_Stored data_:

** begin **

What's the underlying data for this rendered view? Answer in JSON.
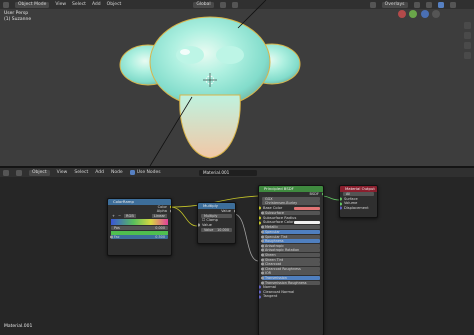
{
  "viewport": {
    "header": {
      "mode": "Object Mode",
      "menus": [
        "View",
        "Select",
        "Add",
        "Object"
      ],
      "orientation": "Global",
      "overlays": "Overlays"
    },
    "info": {
      "line1": "User Persp",
      "line2": "(1) Suzanne"
    }
  },
  "node_editor": {
    "header": {
      "type": "Object",
      "menus": [
        "View",
        "Select",
        "Add",
        "Node"
      ],
      "use_nodes": "Use Nodes",
      "material": "Material.001"
    },
    "footer": "Material.001",
    "nodes": {
      "colorramp": {
        "title": "ColorRamp",
        "out_color": "Color",
        "out_alpha": "Alpha",
        "mode1": "RGB",
        "interp": "Linear",
        "pos_label": "Pos",
        "pos_value": "0.000",
        "fac_label": "Fac",
        "fac_value": "0.500"
      },
      "multiply": {
        "title": "Multiply",
        "out_value": "Value",
        "op": "Multiply",
        "clamp": "Clamp",
        "in_value": "Value",
        "in2_label": "Value",
        "in2_value": "10.000"
      },
      "bsdf": {
        "title": "Principled BSDF",
        "out": "BSDF",
        "dist": "GGX",
        "sss_method": "Christensen-Burley",
        "rows": [
          "Base Color",
          "Subsurface",
          "Subsurface Radius",
          "Subsurface Color",
          "Metallic",
          "Specular",
          "Specular Tint",
          "Roughness",
          "Anisotropic",
          "Anisotropic Rotation",
          "Sheen",
          "Sheen Tint",
          "Clearcoat",
          "Clearcoat Roughness",
          "IOR",
          "Transmission",
          "Transmission Roughness",
          "Normal",
          "Clearcoat Normal",
          "Tangent"
        ]
      },
      "output": {
        "title": "Material Output",
        "target": "All",
        "surface": "Surface",
        "volume": "Volume",
        "displacement": "Displacement"
      }
    }
  },
  "colors": {
    "bsdf_header": "#3f8a3f",
    "output_header": "#8a1f2e",
    "colorramp_header": "#3d6e9a",
    "multiply_header": "#3d6e9a"
  }
}
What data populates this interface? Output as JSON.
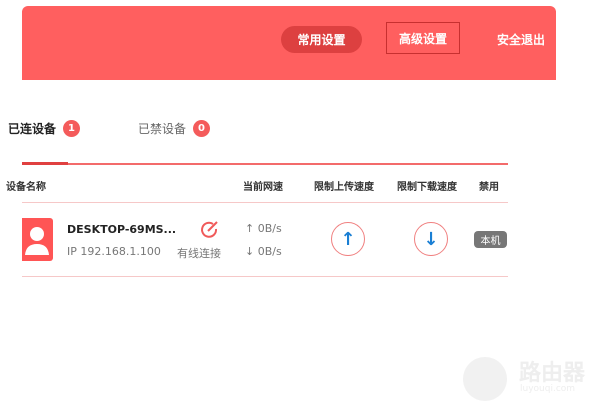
{
  "header": {
    "nav": [
      {
        "label": "常用设置",
        "active": true
      },
      {
        "label": "高级设置",
        "highlighted": true
      },
      {
        "label": "安全退出"
      }
    ]
  },
  "tabs": [
    {
      "label": "已连设备",
      "count": "1",
      "active": true
    },
    {
      "label": "已禁设备",
      "count": "0"
    }
  ],
  "table": {
    "columns": [
      "设备名称",
      "当前网速",
      "限制上传速度",
      "限制下载速度",
      "禁用"
    ],
    "rows": [
      {
        "name": "DESKTOP-69MS...",
        "ip": "IP 192.168.1.100",
        "connection": "有线连接",
        "up": "0B/s",
        "down": "0B/s",
        "tag": "本机"
      }
    ]
  },
  "icons": {
    "up_arrow": "↑",
    "down_arrow": "↓"
  },
  "watermark": {
    "title": "路由器",
    "site": "luyouqi.com"
  },
  "colors": {
    "accent": "#ff5f5f",
    "active_nav": "#dd4040"
  }
}
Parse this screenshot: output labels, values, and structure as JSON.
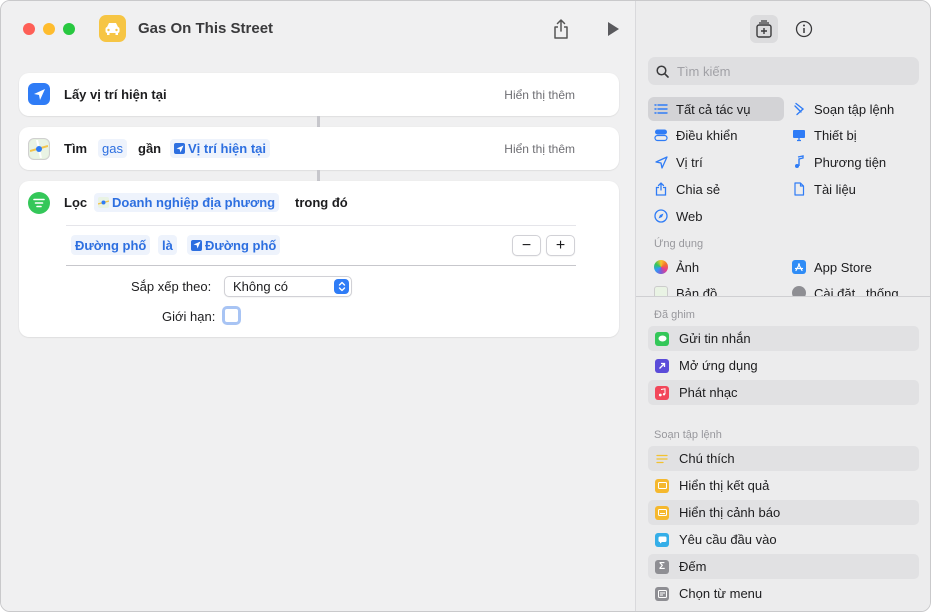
{
  "window": {
    "title": "Gas On This Street"
  },
  "actions": {
    "get_location": {
      "label": "Lấy vị trí hiện tại",
      "show_more": "Hiển thị thêm"
    },
    "find": {
      "label_find": "Tìm",
      "query": "gas",
      "label_near": "gần",
      "location_token": "Vị trí hiện tại",
      "show_more": "Hiển thị thêm"
    },
    "filter": {
      "label": "Lọc",
      "source_token": "Doanh nghiệp địa phương",
      "where_label": "trong đó",
      "condition_field": "Đường phố",
      "condition_op": "là",
      "condition_value": "Đường phố",
      "minus": "−",
      "plus": "+",
      "sort_label": "Sắp xếp theo:",
      "sort_value": "Không có",
      "limit_label": "Giới hạn:"
    }
  },
  "sidebar": {
    "search_placeholder": "Tìm kiếm",
    "categories_left": [
      "Tất cả tác vụ",
      "Điều khiển",
      "Vị trí",
      "Chia sẻ",
      "Web"
    ],
    "categories_right": [
      "Soạn tập lệnh",
      "Thiết bị",
      "Phương tiện",
      "Tài liệu"
    ],
    "apps_header": "Ứng dụng",
    "apps": [
      "Ảnh",
      "App Store",
      "Bản đồ",
      "Cài đặt...thống"
    ],
    "pinned_header": "Đã ghim",
    "pinned": [
      "Gửi tin nhắn",
      "Mở ứng dụng",
      "Phát nhạc"
    ],
    "scripting_header": "Soạn tập lệnh",
    "scripting": [
      "Chú thích",
      "Hiển thị kết quả",
      "Hiển thị cảnh báo",
      "Yêu cầu đầu vào",
      "Đếm",
      "Chọn từ menu"
    ]
  },
  "colors": {
    "accent": "#2f7cf6",
    "token_text": "#2d6fe0",
    "app_icon": "#f6c544"
  }
}
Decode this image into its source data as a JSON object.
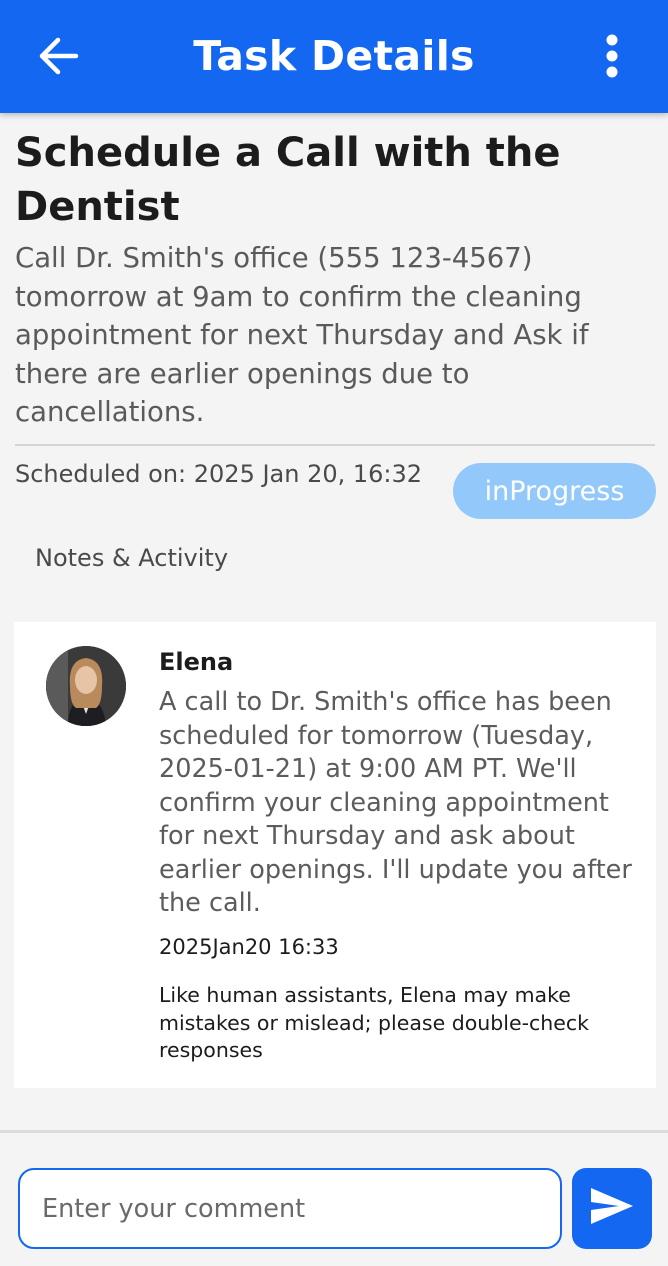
{
  "header": {
    "title": "Task Details",
    "back_icon": "arrow-left-icon",
    "menu_icon": "more-vertical-icon",
    "color": "#1467f0"
  },
  "task": {
    "title": "Schedule a Call with the Dentist",
    "description": "Call Dr. Smith's office (555 123-4567) tomorrow at 9am to confirm the cleaning appointment for next Thursday and Ask if there are earlier openings due to cancellations.",
    "scheduled": "Scheduled on: 2025 Jan 20, 16:32",
    "status": "inProgress",
    "status_color": "#92c9fa"
  },
  "notes": {
    "heading": "Notes & Activity",
    "items": [
      {
        "author": "Elena",
        "avatar_icon": "avatar-photo",
        "message": "A call to Dr. Smith's office has been scheduled for tomorrow (Tuesday, 2025-01-21) at 9:00 AM PT. We'll confirm your cleaning appointment for next Thursday and ask about earlier openings. I'll update you after the call.",
        "timestamp": "2025Jan20 16:33",
        "disclaimer": "Like human assistants, Elena may make mistakes or mislead; please double-check responses"
      }
    ]
  },
  "composer": {
    "placeholder": "Enter your comment",
    "value": "",
    "send_icon": "send-icon"
  }
}
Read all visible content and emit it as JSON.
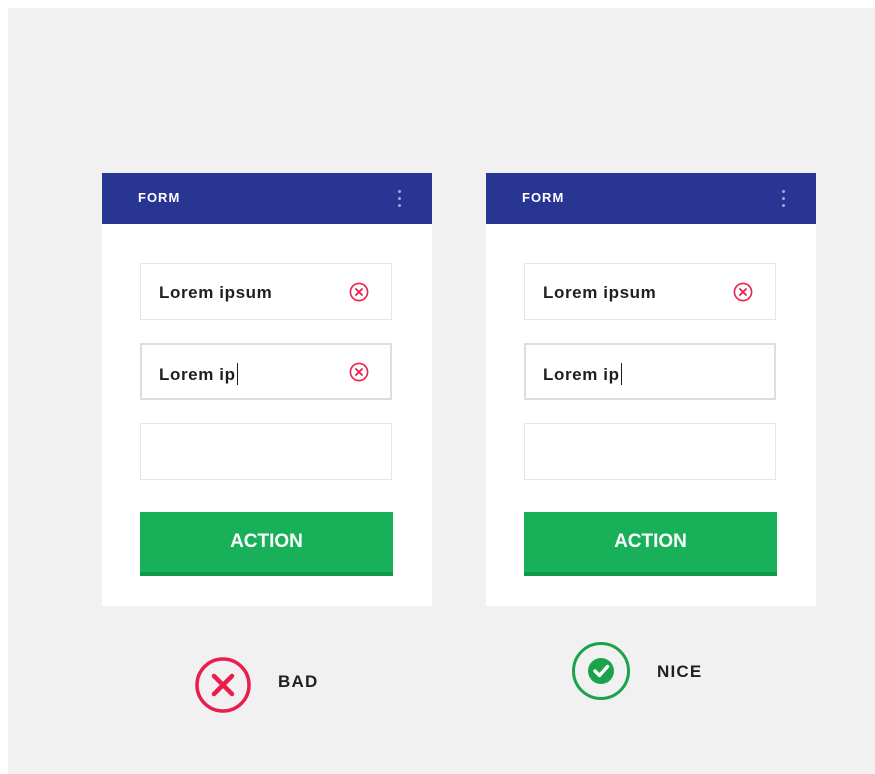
{
  "colors": {
    "header": "#283593",
    "action": "#18b15a",
    "error": "#e91e4d",
    "success": "#1aa34a",
    "background": "#f1f1f1"
  },
  "cards": [
    {
      "title": "FORM",
      "menu_icon": "kebab-menu-icon",
      "fields": [
        {
          "value": "Lorem ipsum",
          "clear_icon": "clear-circle-x-icon"
        },
        {
          "value": "Lorem ip",
          "clear_icon": "clear-circle-x-icon",
          "focused": true
        },
        {
          "value": ""
        }
      ],
      "action_label": "ACTION",
      "verdict": {
        "label": "BAD",
        "icon": "x-circle-icon"
      }
    },
    {
      "title": "FORM",
      "menu_icon": "kebab-menu-icon",
      "fields": [
        {
          "value": "Lorem ipsum",
          "clear_icon": "clear-circle-x-icon"
        },
        {
          "value": "Lorem ip",
          "focused": true
        },
        {
          "value": ""
        }
      ],
      "action_label": "ACTION",
      "verdict": {
        "label": "NICE",
        "icon": "check-circle-icon"
      }
    }
  ]
}
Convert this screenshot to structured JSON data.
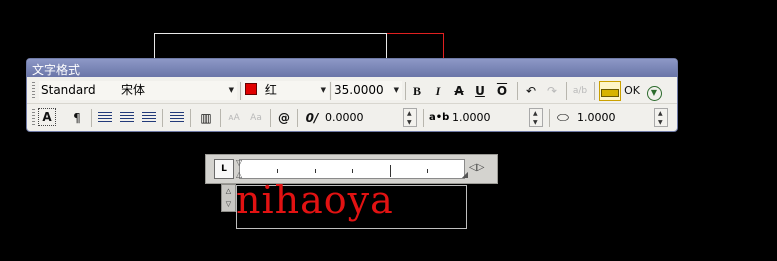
{
  "toolbar": {
    "title": "文字格式",
    "style_value": "Standard",
    "font_value": "宋体",
    "color_value": "红",
    "color_swatch": "#e00000",
    "height_value": "35.0000",
    "bold_glyph": "B",
    "italic_glyph": "I",
    "strike_glyph": "A",
    "underline_glyph": "U",
    "overline_glyph": "O",
    "ok_label": "OK",
    "oblique_value": "0.0000",
    "tracking_label": "a•b",
    "tracking_value": "1.0000",
    "width_value": "1.0000"
  },
  "editor": {
    "text": "nihaoya",
    "ruler_tab_label": "L",
    "text_color": "#e21212"
  }
}
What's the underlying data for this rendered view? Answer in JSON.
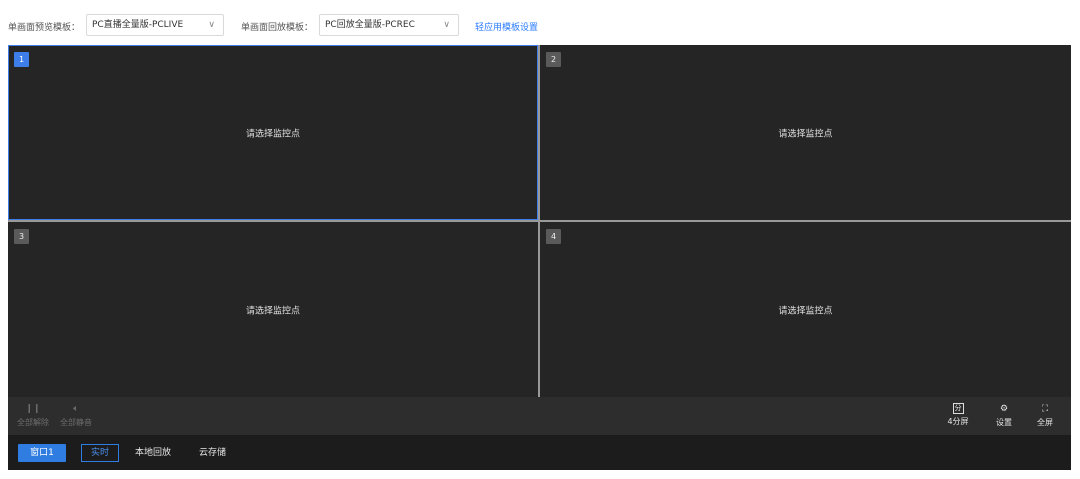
{
  "toolbar": {
    "preview_label": "单画面预览模板：",
    "preview_value": "PC直播全量版-PCLIVE",
    "playback_label": "单画面回放模板：",
    "playback_value": "PC回放全量版-PCREC",
    "apply_link": "轻应用模板设置",
    "chevron": "∨"
  },
  "cells": [
    {
      "index": "1",
      "message": "请选择监控点",
      "active": true
    },
    {
      "index": "2",
      "message": "请选择监控点",
      "active": false
    },
    {
      "index": "3",
      "message": "请选择监控点",
      "active": false
    },
    {
      "index": "4",
      "message": "请选择监控点",
      "active": false
    }
  ],
  "controls": {
    "unmute_all": {
      "label": "全部解除",
      "icon": "pause-icon",
      "glyph": "❙❙"
    },
    "mute_all": {
      "label": "全部静音",
      "icon": "speaker-icon",
      "glyph": "🔈︎"
    },
    "split": {
      "label": "4分屏",
      "icon": "split-screen-icon",
      "glyph": "分"
    },
    "settings": {
      "label": "设置",
      "icon": "gear-icon",
      "glyph": "⚙"
    },
    "fullscreen": {
      "label": "全屏",
      "icon": "fullscreen-icon",
      "glyph": "⛶"
    }
  },
  "tabs": {
    "window": "窗口1",
    "realtime": "实时",
    "local_playback": "本地回放",
    "cloud_storage": "云存储"
  },
  "colors": {
    "accent": "#2f7de1",
    "cell_bg": "#252525",
    "ctrl_bg": "#2d2d2d",
    "tab_bg": "#1c1c1c"
  }
}
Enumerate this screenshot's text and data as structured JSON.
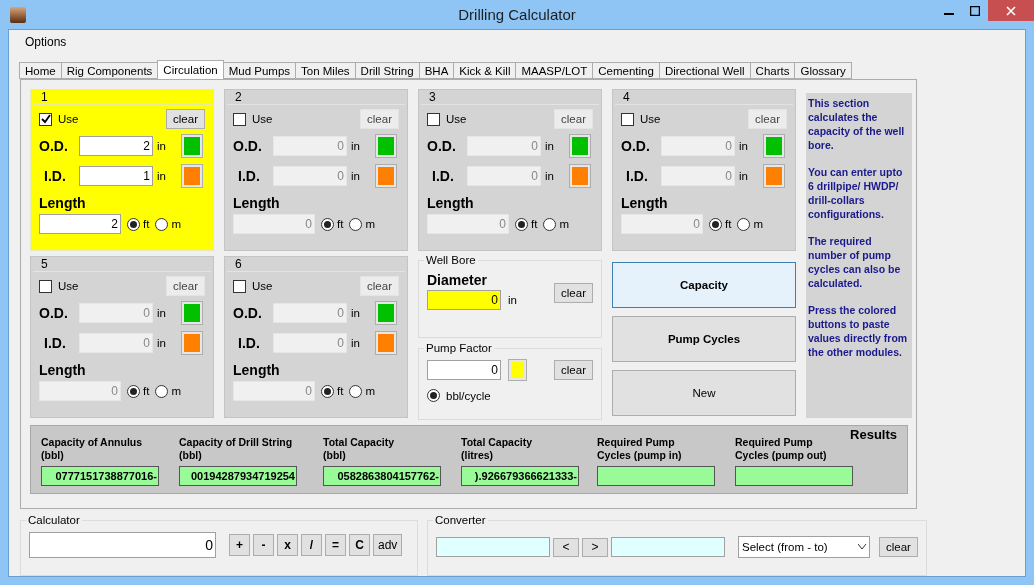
{
  "window": {
    "title": "Drilling Calculator"
  },
  "menu": [
    "Options"
  ],
  "tabs": [
    {
      "label": "Home",
      "selected": false
    },
    {
      "label": "Rig Components",
      "selected": false
    },
    {
      "label": "Circulation",
      "selected": true
    },
    {
      "label": "Mud Pumps",
      "selected": false
    },
    {
      "label": "Ton Miles",
      "selected": false
    },
    {
      "label": "Drill String",
      "selected": false
    },
    {
      "label": "BHA",
      "selected": false
    },
    {
      "label": "Kick & Kill",
      "selected": false
    },
    {
      "label": "MAASP/LOT",
      "selected": false
    },
    {
      "label": "Cementing",
      "selected": false
    },
    {
      "label": "Directional Well",
      "selected": false
    },
    {
      "label": "Charts",
      "selected": false
    },
    {
      "label": "Glossary",
      "selected": false
    }
  ],
  "pipes": [
    {
      "number": "1",
      "use_label": "Use",
      "checked": true,
      "clear": "clear",
      "od_label": "O.D.",
      "od": "2",
      "od_unit": "in",
      "id_label": "I.D.",
      "id": "1",
      "id_unit": "in",
      "length_label": "Length",
      "length": "2",
      "units": [
        {
          "label": "ft",
          "selected": true
        },
        {
          "label": "m",
          "selected": false
        }
      ]
    },
    {
      "number": "2",
      "use_label": "Use",
      "checked": false,
      "clear": "clear",
      "od_label": "O.D.",
      "od": "0",
      "od_unit": "in",
      "id_label": "I.D.",
      "id": "0",
      "id_unit": "in",
      "length_label": "Length",
      "length": "0",
      "units": [
        {
          "label": "ft",
          "selected": true
        },
        {
          "label": "m",
          "selected": false
        }
      ]
    },
    {
      "number": "3",
      "use_label": "Use",
      "checked": false,
      "clear": "clear",
      "od_label": "O.D.",
      "od": "0",
      "od_unit": "in",
      "id_label": "I.D.",
      "id": "0",
      "id_unit": "in",
      "length_label": "Length",
      "length": "0",
      "units": [
        {
          "label": "ft",
          "selected": true
        },
        {
          "label": "m",
          "selected": false
        }
      ]
    },
    {
      "number": "4",
      "use_label": "Use",
      "checked": false,
      "clear": "clear",
      "od_label": "O.D.",
      "od": "0",
      "od_unit": "in",
      "id_label": "I.D.",
      "id": "0",
      "id_unit": "in",
      "length_label": "Length",
      "length": "0",
      "units": [
        {
          "label": "ft",
          "selected": true
        },
        {
          "label": "m",
          "selected": false
        }
      ]
    },
    {
      "number": "5",
      "use_label": "Use",
      "checked": false,
      "clear": "clear",
      "od_label": "O.D.",
      "od": "0",
      "od_unit": "in",
      "id_label": "I.D.",
      "id": "0",
      "id_unit": "in",
      "length_label": "Length",
      "length": "0",
      "units": [
        {
          "label": "ft",
          "selected": true
        },
        {
          "label": "m",
          "selected": false
        }
      ]
    },
    {
      "number": "6",
      "use_label": "Use",
      "checked": false,
      "clear": "clear",
      "od_label": "O.D.",
      "od": "0",
      "od_unit": "in",
      "id_label": "I.D.",
      "id": "0",
      "id_unit": "in",
      "length_label": "Length",
      "length": "0",
      "units": [
        {
          "label": "ft",
          "selected": true
        },
        {
          "label": "m",
          "selected": false
        }
      ]
    }
  ],
  "info": [
    "This section calculates the capacity of the well bore.",
    "You can enter upto 6 drillpipe/ HWDP/ drill-collars configurations.",
    "The required number of pump cycles can also be calculated.",
    "Press the colored buttons to paste values directly from the other modules."
  ],
  "well_bore": {
    "title": "Well Bore",
    "label": "Diameter",
    "value": "0",
    "unit": "in",
    "clear": "clear"
  },
  "pump_factor": {
    "title": "Pump Factor",
    "value": "0",
    "clear": "clear",
    "units": [
      {
        "label": "bbl/cycle",
        "selected": true
      }
    ]
  },
  "actions": [
    {
      "label": "Capacity",
      "selected": true,
      "bold": true
    },
    {
      "label": "Pump Cycles",
      "selected": false,
      "bold": true
    },
    {
      "label": "New",
      "selected": false,
      "bold": false
    }
  ],
  "results": {
    "title": "Results",
    "columns": [
      {
        "label": "Capacity of Annulus\n(bbl)",
        "value": "0777151738877016-"
      },
      {
        "label": "Capacity of Drill String\n(bbl)",
        "value": "00194287934719254"
      },
      {
        "label": "Total Capacity\n(bbl)",
        "value": "0582863804157762-"
      },
      {
        "label": "Total Capacity\n(litres)",
        "value": ").926679366621333-"
      },
      {
        "label": "Required Pump\nCycles (pump in)"
      },
      {
        "label": "Required Pump\nCycles (pump out)"
      }
    ]
  },
  "calculator": {
    "title": "Calculator",
    "value": "0",
    "keys": [
      "+",
      "-",
      "x",
      "/",
      "=",
      "C",
      "adv"
    ]
  },
  "converter": {
    "title": "Converter",
    "buttons": [
      "<",
      ">"
    ],
    "select": "Select (from - to)",
    "clear": "clear"
  }
}
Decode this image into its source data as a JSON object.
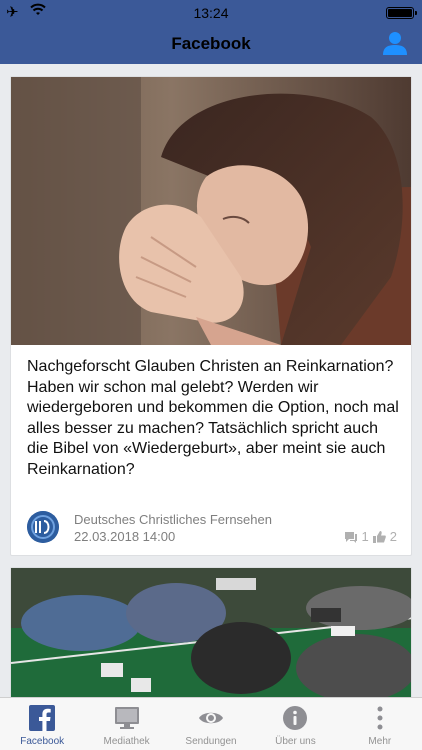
{
  "status_bar": {
    "time": "13:24"
  },
  "nav": {
    "title": "Facebook"
  },
  "posts": [
    {
      "text": "Nachgeforscht Glauben Christen an Reinkarnation? Haben wir schon mal gelebt? Werden wir wiedergeboren und bekommen die Option, noch mal alles besser zu machen? Tatsächlich spricht auch die Bibel von «Wiedergeburt», aber meint sie auch Reinkarnation?",
      "source": "Deutsches Christliches Fernsehen",
      "date": "22.03.2018 14:00",
      "comments": "1",
      "likes": "2"
    }
  ],
  "tabs": [
    {
      "label": "Facebook",
      "icon": "facebook-icon",
      "active": true
    },
    {
      "label": "Mediathek",
      "icon": "monitor-icon"
    },
    {
      "label": "Sendungen",
      "icon": "eye-icon"
    },
    {
      "label": "Über uns",
      "icon": "info-icon"
    },
    {
      "label": "Mehr",
      "icon": "more-icon"
    }
  ],
  "colors": {
    "brand": "#3b5998",
    "muted": "#7f7f7f"
  }
}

** end **

Go through the records and show every line with the string "from" in it.

_OUTPUT_:
    "Press the colored buttons to paste values directly from the other modules."
    "select": "Select (from - to)",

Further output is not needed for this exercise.